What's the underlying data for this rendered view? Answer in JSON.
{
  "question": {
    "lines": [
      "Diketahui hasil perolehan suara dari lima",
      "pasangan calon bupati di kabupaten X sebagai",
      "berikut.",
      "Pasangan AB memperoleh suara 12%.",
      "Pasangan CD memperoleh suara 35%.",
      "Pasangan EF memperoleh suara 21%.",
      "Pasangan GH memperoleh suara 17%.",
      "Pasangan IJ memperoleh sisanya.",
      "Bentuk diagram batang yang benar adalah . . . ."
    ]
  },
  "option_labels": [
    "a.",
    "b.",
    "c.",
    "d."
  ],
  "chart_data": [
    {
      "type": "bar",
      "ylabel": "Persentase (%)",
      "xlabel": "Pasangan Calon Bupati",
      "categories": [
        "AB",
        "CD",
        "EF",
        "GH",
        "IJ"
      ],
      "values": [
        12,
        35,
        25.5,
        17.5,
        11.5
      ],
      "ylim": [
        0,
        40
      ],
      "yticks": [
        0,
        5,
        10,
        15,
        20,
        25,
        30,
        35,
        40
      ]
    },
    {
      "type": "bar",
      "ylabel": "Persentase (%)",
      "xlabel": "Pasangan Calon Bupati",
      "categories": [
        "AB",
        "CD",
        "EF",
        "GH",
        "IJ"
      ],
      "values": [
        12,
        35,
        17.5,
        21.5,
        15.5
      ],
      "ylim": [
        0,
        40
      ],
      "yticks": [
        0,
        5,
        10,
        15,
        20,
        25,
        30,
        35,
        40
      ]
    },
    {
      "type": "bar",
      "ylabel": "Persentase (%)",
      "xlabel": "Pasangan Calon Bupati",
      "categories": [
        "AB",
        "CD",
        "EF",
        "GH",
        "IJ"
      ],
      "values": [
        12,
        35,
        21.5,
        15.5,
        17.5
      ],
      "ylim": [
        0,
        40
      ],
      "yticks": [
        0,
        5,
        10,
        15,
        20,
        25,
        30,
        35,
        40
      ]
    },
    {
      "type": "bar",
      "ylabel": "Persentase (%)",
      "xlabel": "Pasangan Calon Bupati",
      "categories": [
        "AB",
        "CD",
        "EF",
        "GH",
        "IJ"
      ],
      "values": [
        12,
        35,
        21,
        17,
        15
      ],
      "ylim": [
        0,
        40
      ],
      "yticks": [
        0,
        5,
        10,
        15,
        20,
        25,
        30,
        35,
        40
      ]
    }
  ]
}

**WHAT IS REQUIRED**
The records above need to be transcribed in full. Keep every character unchanged.

**COMPLETE RESPONSE**
What's the underlying data for this rendered view? Answer in JSON.
{
  "question": {
    "lines": [
      "Diketahui hasil perolehan suara dari lima",
      "pasangan calon bupati di kabupaten X sebagai",
      "berikut.",
      "Pasangan AB memperoleh suara 12%.",
      "Pasangan CD memperoleh suara 35%.",
      "Pasangan EF memperoleh suara 21%.",
      "Pasangan GH memperoleh suara 17%.",
      "Pasangan IJ memperoleh sisanya.",
      "Bentuk diagram batang yang benar adalah . . . ."
    ]
  },
  "option_labels": [
    "a.",
    "b.",
    "c.",
    "d."
  ],
  "chart_data": [
    {
      "type": "bar",
      "ylabel": "Persentase (%)",
      "xlabel": "Pasangan Calon Bupati",
      "categories": [
        "AB",
        "CD",
        "EF",
        "GH",
        "IJ"
      ],
      "values": [
        12,
        35,
        25.5,
        17.5,
        11.5
      ],
      "ylim": [
        0,
        40
      ],
      "yticks": [
        0,
        5,
        10,
        15,
        20,
        25,
        30,
        35,
        40
      ]
    },
    {
      "type": "bar",
      "ylabel": "Persentase (%)",
      "xlabel": "Pasangan Calon Bupati",
      "categories": [
        "AB",
        "CD",
        "EF",
        "GH",
        "IJ"
      ],
      "values": [
        12,
        35,
        17.5,
        21.5,
        15.5
      ],
      "ylim": [
        0,
        40
      ],
      "yticks": [
        0,
        5,
        10,
        15,
        20,
        25,
        30,
        35,
        40
      ]
    },
    {
      "type": "bar",
      "ylabel": "Persentase (%)",
      "xlabel": "Pasangan Calon Bupati",
      "categories": [
        "AB",
        "CD",
        "EF",
        "GH",
        "IJ"
      ],
      "values": [
        12,
        35,
        21.5,
        15.5,
        17.5
      ],
      "ylim": [
        0,
        40
      ],
      "yticks": [
        0,
        5,
        10,
        15,
        20,
        25,
        30,
        35,
        40
      ]
    },
    {
      "type": "bar",
      "ylabel": "Persentase (%)",
      "xlabel": "Pasangan Calon Bupati",
      "categories": [
        "AB",
        "CD",
        "EF",
        "GH",
        "IJ"
      ],
      "values": [
        12,
        35,
        21,
        17,
        15
      ],
      "ylim": [
        0,
        40
      ],
      "yticks": [
        0,
        5,
        10,
        15,
        20,
        25,
        30,
        35,
        40
      ]
    }
  ]
}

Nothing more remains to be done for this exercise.